[Opening SELECTED TEXT section]
Shard End Library opened in 1967 and was the first in Birmingham to use plastic membership cards instead of the traditional cardboard tickets. Some of the housing deteriorated in later years, but has improved as tenants have bought their homes.

===Development in the 1970s===
After the estate was built in the 1940s, a large swathe of green land remained along the River Cole valley, called 'the cow fields'. In the early 1950s local people - particularly at the 'Bailey Bridge' end of Shard End Crescent - would graze cows on these fields. The fields provided valuable recreation space for the population of Shard End.

During the late 1970s, however, this tract of land was almost completely built upon and the area lost much of its charm. Since the building of this development, and a sharp decline in employment levels during the 1980s, Shard End has seen a marked increase in the problems typical of urban areas in large cities.

==Shard End 1990s==
All Saints Church (Anglican) is situated in Coneyford Road. It was opened by the Queen in 1955. It has the distinction of being the first Church of England church to be built and consecrated after the war, anywhere in the country. There is also a Methodist and a Baptist church.

Shard End has its own community Centre on Packington Avenue, on the opposite side of the road to the Police Station. At one time, this station had the largest meeting room in the police sub division. There is a shopping area, crown post office and surgery on Shard End Crescent. Cole Hall Farm was derelict for a number of years but has now been converted into a pub. There are four primary and two secondary schools.

The River Cole, a tributary of the River Tame, runs through Shard End, into Kingshurst. It forms the heart of the Kingfisher Country Park.

The local library hosts the Shard End Local History Group once every month.
[Closing SELECTED TEXT section]
[Opening MATERIAL PROVIDED section]
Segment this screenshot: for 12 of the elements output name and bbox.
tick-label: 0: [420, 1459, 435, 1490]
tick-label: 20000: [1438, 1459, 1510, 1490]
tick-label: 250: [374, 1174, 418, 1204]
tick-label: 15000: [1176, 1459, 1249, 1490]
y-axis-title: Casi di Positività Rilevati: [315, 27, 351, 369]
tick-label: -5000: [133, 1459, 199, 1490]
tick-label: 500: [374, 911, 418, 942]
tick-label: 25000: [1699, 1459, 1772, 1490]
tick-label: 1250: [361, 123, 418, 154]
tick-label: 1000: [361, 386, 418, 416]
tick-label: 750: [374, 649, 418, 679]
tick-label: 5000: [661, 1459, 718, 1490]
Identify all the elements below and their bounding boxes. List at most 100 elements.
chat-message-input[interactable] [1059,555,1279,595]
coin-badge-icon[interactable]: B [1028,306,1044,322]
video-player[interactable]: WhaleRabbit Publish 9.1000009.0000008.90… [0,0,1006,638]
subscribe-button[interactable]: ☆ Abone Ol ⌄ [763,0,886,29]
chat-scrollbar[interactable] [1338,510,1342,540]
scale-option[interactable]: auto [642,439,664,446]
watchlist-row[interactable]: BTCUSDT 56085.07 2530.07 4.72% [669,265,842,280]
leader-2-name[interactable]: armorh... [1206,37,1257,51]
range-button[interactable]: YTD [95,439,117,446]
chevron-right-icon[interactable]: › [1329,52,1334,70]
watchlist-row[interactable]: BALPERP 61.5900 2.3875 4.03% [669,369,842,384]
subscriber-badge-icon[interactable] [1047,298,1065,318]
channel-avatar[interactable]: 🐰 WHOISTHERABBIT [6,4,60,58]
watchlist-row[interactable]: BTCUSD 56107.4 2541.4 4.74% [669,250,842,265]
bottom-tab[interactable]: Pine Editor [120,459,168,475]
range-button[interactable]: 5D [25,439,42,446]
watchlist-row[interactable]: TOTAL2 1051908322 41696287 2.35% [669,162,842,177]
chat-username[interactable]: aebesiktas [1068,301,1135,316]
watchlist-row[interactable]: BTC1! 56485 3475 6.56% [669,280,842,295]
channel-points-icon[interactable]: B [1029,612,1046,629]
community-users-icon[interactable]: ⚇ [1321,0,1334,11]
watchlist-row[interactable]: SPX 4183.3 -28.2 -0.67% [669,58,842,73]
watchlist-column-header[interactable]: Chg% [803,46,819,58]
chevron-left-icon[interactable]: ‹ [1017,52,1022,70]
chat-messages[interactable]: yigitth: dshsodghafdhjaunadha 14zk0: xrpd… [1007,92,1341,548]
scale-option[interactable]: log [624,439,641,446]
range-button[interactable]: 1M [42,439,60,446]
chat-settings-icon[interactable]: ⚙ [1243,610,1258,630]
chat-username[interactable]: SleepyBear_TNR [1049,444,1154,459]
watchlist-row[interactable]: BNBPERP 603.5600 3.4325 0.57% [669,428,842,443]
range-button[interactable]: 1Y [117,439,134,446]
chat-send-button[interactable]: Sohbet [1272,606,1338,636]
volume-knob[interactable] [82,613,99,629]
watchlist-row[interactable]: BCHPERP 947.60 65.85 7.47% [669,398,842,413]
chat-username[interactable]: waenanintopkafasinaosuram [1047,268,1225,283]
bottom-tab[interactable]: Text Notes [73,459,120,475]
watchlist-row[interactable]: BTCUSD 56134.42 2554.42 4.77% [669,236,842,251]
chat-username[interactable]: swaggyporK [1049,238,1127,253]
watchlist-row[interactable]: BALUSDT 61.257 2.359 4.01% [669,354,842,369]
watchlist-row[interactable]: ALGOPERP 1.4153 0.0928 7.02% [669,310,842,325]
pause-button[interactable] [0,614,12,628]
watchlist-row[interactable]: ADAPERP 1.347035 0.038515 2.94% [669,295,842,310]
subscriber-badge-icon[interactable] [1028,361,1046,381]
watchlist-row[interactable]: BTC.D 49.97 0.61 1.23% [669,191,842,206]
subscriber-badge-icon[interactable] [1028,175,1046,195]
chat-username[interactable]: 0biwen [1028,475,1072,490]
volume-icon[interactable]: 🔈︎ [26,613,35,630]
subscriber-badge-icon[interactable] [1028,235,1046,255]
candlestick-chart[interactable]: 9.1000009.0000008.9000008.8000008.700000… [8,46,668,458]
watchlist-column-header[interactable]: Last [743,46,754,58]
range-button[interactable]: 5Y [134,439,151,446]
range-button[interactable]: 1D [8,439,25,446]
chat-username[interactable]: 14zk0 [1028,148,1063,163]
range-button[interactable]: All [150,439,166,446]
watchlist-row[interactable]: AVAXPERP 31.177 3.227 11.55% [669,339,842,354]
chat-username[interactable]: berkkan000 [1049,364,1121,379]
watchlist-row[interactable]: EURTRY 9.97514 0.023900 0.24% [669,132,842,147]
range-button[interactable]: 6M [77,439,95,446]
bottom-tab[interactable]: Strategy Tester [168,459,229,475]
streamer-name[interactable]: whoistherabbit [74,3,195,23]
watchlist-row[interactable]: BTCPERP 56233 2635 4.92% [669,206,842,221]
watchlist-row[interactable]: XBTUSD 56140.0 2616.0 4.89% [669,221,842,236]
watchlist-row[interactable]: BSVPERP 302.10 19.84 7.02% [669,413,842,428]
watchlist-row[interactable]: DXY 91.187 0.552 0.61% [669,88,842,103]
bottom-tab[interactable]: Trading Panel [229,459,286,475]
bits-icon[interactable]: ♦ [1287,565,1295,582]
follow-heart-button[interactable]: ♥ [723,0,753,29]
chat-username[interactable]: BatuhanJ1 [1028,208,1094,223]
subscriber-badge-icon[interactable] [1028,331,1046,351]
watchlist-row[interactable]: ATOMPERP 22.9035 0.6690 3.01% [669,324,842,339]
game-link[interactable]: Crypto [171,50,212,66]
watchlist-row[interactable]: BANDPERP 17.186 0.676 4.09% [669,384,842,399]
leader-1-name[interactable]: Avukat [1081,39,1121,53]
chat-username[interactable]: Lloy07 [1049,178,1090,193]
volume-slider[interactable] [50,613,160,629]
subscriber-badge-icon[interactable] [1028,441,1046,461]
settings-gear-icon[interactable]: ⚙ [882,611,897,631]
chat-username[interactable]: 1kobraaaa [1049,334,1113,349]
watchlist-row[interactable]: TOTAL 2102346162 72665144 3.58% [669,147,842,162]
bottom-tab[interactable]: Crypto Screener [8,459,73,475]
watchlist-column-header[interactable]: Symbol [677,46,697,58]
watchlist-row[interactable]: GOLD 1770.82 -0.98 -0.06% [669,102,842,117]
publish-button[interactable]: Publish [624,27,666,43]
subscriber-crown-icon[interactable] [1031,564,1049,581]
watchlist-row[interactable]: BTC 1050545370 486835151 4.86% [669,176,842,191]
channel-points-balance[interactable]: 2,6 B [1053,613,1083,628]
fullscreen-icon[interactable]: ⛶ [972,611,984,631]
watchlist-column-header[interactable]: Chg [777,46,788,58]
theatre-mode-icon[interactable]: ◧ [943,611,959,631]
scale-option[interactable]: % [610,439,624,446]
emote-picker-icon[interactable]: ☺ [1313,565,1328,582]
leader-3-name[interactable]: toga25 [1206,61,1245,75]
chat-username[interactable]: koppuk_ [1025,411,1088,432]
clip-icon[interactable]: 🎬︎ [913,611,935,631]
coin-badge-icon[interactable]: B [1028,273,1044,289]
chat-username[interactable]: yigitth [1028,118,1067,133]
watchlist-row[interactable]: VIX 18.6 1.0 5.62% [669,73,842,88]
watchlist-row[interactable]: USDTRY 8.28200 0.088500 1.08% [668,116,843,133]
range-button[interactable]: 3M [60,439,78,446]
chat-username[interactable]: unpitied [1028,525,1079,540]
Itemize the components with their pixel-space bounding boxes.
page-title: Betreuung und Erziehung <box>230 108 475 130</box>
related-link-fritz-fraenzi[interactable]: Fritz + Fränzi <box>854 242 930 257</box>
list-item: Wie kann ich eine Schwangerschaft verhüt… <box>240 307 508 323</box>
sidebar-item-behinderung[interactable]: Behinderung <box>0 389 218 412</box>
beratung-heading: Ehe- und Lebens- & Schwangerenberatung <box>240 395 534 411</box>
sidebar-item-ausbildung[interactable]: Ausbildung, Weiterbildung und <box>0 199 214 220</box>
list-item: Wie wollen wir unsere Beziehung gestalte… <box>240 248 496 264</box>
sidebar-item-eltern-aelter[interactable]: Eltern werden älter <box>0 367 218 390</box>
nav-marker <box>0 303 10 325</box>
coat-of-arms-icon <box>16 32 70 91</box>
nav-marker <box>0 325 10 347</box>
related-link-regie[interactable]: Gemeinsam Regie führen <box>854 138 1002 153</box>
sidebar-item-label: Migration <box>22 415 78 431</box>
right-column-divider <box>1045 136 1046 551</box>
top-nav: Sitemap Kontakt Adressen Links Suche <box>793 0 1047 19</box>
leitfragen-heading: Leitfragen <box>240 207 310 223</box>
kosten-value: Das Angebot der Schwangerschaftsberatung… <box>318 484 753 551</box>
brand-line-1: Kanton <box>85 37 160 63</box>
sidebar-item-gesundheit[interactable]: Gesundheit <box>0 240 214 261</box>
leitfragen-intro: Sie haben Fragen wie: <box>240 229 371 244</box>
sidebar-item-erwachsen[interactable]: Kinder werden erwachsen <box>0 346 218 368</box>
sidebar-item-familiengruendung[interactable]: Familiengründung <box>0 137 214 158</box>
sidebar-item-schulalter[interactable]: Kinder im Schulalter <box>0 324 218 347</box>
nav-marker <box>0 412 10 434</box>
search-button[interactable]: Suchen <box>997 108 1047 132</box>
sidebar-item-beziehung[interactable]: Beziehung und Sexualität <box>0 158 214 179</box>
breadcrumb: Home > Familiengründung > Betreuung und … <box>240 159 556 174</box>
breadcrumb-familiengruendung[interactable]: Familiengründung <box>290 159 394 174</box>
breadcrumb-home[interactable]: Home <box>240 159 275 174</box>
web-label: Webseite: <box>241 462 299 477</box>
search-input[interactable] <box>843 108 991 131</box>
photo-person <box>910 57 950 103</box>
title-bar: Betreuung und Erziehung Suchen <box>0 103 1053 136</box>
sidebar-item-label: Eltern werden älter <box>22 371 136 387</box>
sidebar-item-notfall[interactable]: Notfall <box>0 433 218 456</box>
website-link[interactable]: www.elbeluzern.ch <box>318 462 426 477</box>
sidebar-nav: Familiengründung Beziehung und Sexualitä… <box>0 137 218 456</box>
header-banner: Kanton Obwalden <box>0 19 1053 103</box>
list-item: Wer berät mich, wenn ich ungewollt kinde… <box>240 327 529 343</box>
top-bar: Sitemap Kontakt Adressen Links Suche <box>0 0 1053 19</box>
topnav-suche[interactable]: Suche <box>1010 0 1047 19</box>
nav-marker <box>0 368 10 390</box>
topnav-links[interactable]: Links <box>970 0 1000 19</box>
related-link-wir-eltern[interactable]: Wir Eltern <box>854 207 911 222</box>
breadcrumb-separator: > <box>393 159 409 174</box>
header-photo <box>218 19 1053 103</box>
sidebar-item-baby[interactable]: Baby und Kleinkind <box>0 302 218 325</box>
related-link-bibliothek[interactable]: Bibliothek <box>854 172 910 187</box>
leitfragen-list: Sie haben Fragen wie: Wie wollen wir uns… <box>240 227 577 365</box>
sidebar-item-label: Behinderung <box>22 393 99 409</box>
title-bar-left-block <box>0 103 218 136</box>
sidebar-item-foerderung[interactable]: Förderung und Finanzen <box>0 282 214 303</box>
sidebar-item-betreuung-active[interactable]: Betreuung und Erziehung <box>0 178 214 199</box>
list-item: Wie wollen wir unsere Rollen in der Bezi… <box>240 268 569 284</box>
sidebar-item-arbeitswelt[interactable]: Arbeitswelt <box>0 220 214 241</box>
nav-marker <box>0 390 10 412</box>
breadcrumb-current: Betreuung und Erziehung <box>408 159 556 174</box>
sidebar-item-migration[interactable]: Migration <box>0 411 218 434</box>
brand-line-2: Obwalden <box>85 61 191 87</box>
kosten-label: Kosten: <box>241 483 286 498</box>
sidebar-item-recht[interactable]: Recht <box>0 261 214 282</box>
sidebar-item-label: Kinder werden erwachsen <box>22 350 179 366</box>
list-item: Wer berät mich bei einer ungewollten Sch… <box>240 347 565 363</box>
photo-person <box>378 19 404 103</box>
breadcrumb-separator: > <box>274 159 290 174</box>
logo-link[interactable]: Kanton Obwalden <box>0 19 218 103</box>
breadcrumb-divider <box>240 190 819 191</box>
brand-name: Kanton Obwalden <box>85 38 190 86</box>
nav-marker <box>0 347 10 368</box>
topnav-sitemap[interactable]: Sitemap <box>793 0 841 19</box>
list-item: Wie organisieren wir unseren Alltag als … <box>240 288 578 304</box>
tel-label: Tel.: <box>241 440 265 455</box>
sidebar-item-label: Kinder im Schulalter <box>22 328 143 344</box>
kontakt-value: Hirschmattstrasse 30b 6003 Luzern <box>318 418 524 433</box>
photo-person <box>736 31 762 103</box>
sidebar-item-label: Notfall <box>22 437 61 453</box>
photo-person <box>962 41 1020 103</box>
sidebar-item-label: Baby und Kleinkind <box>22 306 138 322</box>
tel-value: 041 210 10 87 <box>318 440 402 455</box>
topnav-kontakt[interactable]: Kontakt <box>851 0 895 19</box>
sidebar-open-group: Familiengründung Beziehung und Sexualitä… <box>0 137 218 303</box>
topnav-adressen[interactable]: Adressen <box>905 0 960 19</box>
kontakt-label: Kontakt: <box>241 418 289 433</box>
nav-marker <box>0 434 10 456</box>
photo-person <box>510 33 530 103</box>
[Closing MATERIAL PROVIDED section]
AIM OF THE EXERCISE: Reproduce the text about Shard End in full, word for word. Rely only on the text about Shard End and ignore the records.

FINISHED TASK:
Shard End Library opened in 1967 and was the first in Birmingham to use plastic membership cards instead of the traditional cardboard tickets. Some of the housing deteriorated in later years, but has improved as tenants have bought their homes.

===Development in the 1970s===
After the estate was built in the 1940s, a large swathe of green land remained along the River Cole valley, called 'the cow fields'. In the early 1950s local people - particularly at the 'Bailey Bridge' end of Shard End Crescent - would graze cows on these fields. The fields provided valuable recreation space for the population of Shard End.

During the late 1970s, however, this tract of land was almost completely built upon and the area lost much of its charm. Since the building of this development, and a sharp decline in employment levels during the 1980s, Shard End has seen a marked increase in the problems typical of urban areas in large cities.

==Shard End 1990s==
All Saints Church (Anglican) is situated in Coneyford Road. It was opened by the Queen in 1955. It has the distinction of being the first Church of England church to be built and consecrated after the war, anywhere in the country. There is also a Methodist and a Baptist church.

Shard End has its own community Centre on Packington Avenue, on the opposite side of the road to the Police Station. At one time, this station had the largest meeting room in the police sub division. There is a shopping area, crown post office and surgery on Shard End Crescent. Cole Hall Farm was derelict for a number of years but has now been converted into a pub. There are four primary and two secondary schools.

The River Cole, a tributary of the River Tame, runs through Shard End, into Kingshurst. It forms the heart of the Kingfisher Country Park.

The local library hosts the Shard End Local History Group once every month.